* _Extrait du texte_
****************

En octobre 2015, le groupe de travail sur l’engagement de l’AAA sur Israël-Palestine publia un rapport détaillé de 130 pages qui exposait les questions qui seraient soulevées par un boycott académique et proposait une série d’approches possibles. Il analysait aussi les complexités inhérentes à la mise en œuvre de boycotts, désinvestissements et sanctions. Le rapport du groupe de travail dressa « un catalogue de la longue histoire de déplacements, de discrimination, de restrictions aux mouvements et à la liberté d’expression, et des effets négatifs sur la santé et le bien-être que les Palestiniens subissent en raison de la politique et des pratiques de l’État israélien ».

Alors que le groupe de travail était composé d’anthropologues de divers milieux et représentant un large panel d’opinions politiques, il exprima une opinion unanime, concluant que :

« Il y a des arguments solides pour que l’Association agisse sur cette question, et c’est ce que l’Association devrait faire. Les avantages et inconvénients de chacune de ces éventualités peuvent s’évaluer sur la base des principes que nous avons recommandés. Si jamais il y a eu un moment où cette question aurait pu être marginale au sein de l’Association, ce moment-là est révolu ».

Ce fut une déclaration remarquable et historique venant d’un comité indépendant diversifié, traitant d’un sujet généralement tabou dans le monde universitaire américain. Comme on pouvait s’y attendre, les conclusions unanimes du groupe de travail entraînèrent des critiques qui rejetèrent l’idée qu’il était réellement indépendant ou équilibré, mais à la lecture du rapport du groupe de travail, il est difficile d’y trouver à quel genre de parti-pris se réfèrent ces critiques.

Des points de vue divergents

Suite à la publication du rapport d’octobre 2015, deux résolutions relatives à Israël furent soumises à l’AAA pour examen à son assemblée générale annuelle en novembre 2015. La première, proposée par 17 anthropologues, critiquant légèrement certaines politiques israéliennes, s’opposant au boycott, et à la place, demandant une étude plus approfondie et la poursuite du « dialogue ». La seconde, présentée par un groupe de deux douzaines d’anthropologues, demandant aux membres de l’AAA d’adopter un boycott académique des institutions israéliennes.

****************

* _Données enregistrées_
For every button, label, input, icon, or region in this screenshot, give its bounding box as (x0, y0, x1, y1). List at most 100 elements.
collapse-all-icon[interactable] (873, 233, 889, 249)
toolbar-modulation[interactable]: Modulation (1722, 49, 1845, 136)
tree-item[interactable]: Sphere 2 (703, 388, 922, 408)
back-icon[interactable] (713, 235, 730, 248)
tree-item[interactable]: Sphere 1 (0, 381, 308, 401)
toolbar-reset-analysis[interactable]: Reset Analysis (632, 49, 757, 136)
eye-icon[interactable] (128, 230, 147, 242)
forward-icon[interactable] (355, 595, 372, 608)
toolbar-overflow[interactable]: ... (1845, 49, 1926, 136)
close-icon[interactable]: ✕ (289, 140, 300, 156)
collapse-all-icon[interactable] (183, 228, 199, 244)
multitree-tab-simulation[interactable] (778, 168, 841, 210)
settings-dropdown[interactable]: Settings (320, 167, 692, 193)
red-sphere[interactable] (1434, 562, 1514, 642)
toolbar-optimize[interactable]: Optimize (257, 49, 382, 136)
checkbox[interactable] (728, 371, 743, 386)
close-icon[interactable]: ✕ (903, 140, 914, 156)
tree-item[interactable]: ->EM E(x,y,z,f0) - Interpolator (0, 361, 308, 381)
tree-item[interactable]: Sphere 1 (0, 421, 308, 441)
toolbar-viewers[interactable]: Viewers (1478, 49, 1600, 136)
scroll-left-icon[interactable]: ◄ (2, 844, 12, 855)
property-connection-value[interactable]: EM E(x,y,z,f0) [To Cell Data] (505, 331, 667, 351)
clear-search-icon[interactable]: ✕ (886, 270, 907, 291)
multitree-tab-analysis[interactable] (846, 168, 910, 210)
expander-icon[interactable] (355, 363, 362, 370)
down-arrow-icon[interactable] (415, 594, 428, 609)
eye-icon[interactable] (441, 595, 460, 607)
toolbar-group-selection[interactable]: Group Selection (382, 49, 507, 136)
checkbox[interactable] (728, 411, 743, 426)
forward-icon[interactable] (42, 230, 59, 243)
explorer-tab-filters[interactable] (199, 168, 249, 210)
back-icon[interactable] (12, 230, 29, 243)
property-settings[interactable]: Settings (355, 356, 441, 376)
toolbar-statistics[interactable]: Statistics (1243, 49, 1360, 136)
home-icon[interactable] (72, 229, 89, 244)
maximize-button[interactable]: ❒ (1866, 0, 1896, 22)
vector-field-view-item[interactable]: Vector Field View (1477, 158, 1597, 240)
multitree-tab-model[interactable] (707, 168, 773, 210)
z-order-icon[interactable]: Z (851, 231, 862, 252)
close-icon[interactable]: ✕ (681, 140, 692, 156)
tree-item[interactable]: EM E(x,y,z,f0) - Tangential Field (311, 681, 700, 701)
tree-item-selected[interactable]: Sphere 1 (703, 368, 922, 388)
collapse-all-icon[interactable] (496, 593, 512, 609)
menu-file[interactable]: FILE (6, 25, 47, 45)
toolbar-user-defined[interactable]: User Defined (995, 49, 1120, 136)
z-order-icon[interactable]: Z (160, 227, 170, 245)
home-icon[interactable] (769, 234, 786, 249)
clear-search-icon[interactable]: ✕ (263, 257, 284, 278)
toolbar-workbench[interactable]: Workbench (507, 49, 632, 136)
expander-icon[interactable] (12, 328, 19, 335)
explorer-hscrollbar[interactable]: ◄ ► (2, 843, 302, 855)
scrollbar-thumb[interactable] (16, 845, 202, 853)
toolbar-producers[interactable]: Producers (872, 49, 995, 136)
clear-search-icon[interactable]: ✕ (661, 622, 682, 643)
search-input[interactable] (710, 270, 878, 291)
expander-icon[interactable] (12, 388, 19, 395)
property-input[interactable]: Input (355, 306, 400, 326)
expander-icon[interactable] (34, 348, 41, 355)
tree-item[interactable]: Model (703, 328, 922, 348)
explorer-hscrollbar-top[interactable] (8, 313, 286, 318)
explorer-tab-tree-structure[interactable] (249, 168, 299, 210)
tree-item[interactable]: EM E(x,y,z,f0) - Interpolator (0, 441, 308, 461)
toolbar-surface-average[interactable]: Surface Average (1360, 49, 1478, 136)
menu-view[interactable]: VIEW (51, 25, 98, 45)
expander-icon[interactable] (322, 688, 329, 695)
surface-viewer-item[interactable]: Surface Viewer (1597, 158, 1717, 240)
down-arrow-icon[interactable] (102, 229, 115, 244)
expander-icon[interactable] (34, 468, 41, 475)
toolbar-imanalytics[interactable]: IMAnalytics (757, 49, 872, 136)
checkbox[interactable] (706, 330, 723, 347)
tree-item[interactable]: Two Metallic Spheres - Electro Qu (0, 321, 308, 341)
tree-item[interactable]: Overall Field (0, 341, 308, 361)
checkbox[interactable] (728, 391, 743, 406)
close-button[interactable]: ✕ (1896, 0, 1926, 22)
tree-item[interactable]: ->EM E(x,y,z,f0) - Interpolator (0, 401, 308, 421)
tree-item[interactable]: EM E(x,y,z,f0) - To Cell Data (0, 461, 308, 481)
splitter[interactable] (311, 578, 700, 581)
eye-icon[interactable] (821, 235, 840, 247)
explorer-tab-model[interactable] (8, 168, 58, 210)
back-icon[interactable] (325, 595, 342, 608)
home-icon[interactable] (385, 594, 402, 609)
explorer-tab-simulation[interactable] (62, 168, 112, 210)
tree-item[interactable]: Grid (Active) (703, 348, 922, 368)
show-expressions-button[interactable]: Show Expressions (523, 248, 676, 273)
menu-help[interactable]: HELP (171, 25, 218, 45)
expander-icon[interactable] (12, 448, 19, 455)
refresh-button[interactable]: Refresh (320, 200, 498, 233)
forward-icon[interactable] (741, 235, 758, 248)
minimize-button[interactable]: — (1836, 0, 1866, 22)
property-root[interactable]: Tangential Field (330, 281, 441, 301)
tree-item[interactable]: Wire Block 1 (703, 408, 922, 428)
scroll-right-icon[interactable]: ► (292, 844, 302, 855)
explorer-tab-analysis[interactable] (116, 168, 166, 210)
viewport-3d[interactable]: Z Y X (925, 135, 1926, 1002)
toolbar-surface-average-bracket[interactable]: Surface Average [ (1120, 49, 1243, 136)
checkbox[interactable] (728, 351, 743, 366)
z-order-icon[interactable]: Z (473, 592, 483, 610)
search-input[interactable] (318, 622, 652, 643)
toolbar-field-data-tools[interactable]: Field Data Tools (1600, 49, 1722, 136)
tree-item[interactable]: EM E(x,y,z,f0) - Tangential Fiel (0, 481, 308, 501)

****************

* _Consignes_
a – Selon le texte sur l'AAA, combien de pages comptait le rapport publié en octobre 2015 par le groupe de travail ?
b – Reproduisez mot pour mot tout le passage du texte sur l'AAA qui va de « Des points de » jusqu'à « des institutions israéliennes. ».
Les lignes forment un matériau à part, sans lien avec le texte.

* _Réponses attendues_
a – Il comptait 130 pages.

b –
Des points de vue divergents

Suite à la publication du rapport d’octobre 2015, deux résolutions relatives à Israël furent soumises à l’AAA pour examen à son assemblée générale annuelle en novembre 2015. La première, proposée par 17 anthropologues, critiquant légèrement certaines politiques israéliennes, s’opposant au boycott, et à la place, demandant une étude plus approfondie et la poursuite du « dialogue ». La seconde, présentée par un groupe de deux douzaines d’anthropologues, demandant aux membres de l’AAA d’adopter un boycott académique des institutions israéliennes.